■ **WHAT YOU HAVE TO DO**
In the entries below, how many lines hold the string "Markscheiden"? Give only the number.

■ **SUPPLIED MATERIAL**
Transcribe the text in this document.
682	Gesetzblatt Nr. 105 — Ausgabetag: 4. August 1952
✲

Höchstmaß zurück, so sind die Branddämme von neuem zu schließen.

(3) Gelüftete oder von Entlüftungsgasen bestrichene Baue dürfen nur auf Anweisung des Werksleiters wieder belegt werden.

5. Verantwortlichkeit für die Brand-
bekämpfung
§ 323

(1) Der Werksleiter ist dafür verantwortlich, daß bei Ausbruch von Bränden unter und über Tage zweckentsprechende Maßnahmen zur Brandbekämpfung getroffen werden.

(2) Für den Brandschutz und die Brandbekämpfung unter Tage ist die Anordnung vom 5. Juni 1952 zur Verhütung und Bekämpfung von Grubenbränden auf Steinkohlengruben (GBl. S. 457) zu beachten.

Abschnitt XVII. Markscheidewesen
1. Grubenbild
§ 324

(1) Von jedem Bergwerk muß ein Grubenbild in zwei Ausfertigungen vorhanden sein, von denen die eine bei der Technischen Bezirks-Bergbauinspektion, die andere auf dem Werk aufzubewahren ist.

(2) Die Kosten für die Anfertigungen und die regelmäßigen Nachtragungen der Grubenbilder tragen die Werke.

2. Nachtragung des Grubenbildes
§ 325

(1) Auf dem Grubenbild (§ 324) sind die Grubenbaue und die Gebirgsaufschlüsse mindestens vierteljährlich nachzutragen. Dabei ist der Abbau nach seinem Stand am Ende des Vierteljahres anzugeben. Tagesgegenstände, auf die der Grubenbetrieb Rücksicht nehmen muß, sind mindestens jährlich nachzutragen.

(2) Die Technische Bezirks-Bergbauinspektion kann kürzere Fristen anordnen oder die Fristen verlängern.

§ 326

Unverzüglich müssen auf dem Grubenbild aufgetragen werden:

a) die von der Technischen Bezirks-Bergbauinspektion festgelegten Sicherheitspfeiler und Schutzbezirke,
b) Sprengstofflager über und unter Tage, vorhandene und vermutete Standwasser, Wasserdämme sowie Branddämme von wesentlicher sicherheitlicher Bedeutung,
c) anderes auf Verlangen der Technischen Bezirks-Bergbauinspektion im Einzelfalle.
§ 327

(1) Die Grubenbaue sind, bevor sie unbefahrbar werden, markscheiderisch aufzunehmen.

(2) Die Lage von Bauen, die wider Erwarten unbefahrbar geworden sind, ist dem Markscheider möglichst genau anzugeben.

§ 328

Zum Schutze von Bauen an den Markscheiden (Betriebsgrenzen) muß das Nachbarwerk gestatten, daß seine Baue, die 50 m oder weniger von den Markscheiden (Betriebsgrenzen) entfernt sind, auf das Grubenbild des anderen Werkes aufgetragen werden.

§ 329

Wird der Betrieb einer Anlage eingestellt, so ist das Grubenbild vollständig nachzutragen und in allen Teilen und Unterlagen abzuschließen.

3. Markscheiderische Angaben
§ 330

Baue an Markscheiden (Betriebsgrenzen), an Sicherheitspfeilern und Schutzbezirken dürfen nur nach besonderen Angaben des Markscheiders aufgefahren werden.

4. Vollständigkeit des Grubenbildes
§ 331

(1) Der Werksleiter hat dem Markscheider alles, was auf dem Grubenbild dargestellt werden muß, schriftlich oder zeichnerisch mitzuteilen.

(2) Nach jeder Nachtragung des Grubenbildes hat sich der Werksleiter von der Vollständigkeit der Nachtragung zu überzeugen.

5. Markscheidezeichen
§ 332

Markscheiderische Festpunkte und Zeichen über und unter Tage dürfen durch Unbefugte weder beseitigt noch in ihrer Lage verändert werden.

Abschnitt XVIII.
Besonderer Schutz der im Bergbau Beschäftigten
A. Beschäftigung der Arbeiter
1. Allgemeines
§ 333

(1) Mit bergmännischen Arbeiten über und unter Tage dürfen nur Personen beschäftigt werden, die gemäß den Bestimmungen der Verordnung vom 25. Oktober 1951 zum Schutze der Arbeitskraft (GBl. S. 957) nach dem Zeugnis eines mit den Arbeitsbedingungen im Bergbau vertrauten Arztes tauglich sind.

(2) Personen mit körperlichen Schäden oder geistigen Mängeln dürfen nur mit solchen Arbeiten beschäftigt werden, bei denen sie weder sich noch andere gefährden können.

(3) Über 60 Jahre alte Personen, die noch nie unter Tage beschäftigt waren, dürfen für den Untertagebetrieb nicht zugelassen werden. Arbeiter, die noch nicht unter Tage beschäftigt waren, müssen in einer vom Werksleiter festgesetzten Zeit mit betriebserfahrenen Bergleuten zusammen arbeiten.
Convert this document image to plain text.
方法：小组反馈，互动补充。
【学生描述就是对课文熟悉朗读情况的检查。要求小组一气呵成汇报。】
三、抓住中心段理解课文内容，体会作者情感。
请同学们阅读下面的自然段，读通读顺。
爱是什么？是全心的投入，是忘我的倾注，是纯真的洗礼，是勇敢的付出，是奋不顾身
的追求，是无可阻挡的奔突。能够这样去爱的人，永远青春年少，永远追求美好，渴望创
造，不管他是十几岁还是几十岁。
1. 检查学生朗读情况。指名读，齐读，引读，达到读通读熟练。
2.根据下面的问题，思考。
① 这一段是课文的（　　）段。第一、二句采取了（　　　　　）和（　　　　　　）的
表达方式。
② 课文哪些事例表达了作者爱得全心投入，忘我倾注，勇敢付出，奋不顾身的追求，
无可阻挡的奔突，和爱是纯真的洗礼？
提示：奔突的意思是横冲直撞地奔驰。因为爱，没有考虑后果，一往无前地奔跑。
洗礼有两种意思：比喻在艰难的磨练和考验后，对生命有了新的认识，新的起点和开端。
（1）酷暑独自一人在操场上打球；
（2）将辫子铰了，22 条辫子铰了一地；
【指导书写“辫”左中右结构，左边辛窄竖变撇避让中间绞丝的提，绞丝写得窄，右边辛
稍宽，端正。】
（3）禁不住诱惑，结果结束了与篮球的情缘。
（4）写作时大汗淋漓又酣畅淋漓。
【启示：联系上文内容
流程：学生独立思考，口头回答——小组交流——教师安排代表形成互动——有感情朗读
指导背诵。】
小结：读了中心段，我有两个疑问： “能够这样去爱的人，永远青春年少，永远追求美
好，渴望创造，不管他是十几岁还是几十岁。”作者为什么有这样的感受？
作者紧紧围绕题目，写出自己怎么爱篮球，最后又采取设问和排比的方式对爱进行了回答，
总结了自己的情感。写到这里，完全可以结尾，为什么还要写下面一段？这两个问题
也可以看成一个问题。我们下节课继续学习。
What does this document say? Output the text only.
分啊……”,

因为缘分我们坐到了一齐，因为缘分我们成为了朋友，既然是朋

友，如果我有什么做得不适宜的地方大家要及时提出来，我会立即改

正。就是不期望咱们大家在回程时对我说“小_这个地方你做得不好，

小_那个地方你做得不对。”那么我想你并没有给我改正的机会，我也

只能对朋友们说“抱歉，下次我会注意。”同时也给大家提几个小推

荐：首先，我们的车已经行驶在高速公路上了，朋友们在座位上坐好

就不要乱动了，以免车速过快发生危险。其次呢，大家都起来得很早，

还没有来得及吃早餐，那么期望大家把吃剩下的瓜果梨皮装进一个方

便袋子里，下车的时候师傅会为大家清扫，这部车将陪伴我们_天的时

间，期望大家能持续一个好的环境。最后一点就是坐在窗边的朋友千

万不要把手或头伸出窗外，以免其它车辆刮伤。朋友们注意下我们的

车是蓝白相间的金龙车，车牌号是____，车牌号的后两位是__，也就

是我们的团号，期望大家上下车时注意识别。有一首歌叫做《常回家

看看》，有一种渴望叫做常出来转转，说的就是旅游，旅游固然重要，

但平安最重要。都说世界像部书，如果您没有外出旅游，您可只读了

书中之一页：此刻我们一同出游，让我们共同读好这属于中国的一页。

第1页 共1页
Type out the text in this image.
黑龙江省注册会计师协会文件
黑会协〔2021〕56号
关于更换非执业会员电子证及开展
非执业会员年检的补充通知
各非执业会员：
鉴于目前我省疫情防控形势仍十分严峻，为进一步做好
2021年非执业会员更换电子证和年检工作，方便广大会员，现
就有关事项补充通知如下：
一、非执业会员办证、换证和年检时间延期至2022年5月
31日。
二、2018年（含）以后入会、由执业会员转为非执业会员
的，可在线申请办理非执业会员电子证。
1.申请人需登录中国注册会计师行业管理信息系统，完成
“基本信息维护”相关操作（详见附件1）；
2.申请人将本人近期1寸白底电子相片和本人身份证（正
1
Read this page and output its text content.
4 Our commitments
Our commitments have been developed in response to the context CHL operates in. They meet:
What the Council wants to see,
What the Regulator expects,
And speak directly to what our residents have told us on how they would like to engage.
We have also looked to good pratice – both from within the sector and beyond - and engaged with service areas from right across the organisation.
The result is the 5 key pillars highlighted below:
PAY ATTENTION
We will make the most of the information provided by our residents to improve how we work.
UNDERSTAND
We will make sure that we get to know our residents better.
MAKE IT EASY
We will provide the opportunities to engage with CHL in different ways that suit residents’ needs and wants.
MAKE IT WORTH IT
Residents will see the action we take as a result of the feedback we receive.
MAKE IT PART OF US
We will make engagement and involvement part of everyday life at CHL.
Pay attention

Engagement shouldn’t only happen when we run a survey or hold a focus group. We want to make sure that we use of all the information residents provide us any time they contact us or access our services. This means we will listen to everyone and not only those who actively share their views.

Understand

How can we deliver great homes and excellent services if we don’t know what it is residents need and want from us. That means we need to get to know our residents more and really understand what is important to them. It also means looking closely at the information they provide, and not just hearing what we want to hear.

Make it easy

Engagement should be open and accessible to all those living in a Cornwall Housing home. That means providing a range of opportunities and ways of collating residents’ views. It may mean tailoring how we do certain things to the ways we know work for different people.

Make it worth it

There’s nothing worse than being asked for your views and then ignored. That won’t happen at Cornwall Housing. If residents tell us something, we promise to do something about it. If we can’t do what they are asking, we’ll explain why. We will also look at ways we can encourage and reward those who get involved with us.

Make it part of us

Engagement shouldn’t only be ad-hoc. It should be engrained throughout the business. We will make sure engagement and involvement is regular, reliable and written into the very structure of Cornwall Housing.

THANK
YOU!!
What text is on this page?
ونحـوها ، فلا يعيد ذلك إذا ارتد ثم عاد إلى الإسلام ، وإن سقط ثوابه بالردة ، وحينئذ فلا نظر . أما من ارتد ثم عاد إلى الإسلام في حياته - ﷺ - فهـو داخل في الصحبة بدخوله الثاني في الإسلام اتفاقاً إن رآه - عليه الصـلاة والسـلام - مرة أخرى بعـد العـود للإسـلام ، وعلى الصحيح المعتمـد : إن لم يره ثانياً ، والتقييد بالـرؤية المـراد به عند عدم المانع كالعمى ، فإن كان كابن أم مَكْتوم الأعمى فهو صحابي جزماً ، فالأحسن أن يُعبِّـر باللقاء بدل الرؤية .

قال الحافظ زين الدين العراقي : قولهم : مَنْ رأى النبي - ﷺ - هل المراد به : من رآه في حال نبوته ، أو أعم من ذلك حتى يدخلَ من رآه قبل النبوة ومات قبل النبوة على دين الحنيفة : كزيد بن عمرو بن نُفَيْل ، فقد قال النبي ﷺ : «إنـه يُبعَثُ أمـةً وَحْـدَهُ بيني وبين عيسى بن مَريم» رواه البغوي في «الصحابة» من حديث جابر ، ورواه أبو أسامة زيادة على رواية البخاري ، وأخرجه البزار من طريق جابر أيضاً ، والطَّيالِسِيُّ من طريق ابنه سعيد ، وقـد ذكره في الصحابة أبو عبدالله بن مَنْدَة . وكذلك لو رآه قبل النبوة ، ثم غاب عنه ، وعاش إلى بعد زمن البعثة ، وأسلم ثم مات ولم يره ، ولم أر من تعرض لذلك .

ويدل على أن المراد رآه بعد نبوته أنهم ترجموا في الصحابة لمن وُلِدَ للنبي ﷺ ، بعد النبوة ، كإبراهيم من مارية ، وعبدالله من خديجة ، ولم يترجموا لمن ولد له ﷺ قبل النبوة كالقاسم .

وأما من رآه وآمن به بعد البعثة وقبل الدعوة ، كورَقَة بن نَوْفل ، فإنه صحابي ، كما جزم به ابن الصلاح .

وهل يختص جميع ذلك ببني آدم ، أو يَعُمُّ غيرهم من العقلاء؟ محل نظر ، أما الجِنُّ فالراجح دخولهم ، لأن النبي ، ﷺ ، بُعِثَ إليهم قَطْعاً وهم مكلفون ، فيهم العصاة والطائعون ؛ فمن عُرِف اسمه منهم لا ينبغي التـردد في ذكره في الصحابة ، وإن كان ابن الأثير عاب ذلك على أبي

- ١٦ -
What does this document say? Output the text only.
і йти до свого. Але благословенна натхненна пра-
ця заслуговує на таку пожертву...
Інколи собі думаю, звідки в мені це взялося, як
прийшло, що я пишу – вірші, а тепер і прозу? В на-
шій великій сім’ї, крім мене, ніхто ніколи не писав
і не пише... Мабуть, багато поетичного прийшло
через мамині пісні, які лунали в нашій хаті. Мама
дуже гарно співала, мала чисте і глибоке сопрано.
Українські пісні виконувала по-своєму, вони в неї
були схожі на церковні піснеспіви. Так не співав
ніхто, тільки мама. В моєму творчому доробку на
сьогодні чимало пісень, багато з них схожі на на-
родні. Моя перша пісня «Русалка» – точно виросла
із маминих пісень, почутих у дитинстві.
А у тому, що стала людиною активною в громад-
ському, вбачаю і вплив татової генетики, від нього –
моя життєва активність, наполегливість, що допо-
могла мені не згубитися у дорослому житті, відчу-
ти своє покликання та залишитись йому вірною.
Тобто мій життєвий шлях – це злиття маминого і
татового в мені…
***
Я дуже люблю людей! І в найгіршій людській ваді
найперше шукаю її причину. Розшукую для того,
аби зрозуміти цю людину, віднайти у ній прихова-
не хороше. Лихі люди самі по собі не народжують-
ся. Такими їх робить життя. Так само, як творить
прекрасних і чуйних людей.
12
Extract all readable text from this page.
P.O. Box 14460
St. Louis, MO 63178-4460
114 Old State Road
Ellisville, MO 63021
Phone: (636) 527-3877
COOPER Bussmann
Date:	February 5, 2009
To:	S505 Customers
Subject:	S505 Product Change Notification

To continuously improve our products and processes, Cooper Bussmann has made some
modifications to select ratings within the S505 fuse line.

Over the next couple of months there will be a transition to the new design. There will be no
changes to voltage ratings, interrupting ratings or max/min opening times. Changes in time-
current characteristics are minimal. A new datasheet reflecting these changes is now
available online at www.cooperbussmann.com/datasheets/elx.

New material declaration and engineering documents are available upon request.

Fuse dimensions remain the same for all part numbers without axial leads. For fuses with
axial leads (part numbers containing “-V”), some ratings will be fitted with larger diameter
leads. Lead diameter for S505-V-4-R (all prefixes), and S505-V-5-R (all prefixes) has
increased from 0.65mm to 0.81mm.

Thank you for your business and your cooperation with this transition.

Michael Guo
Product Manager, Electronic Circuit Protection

■ **REPLY**
2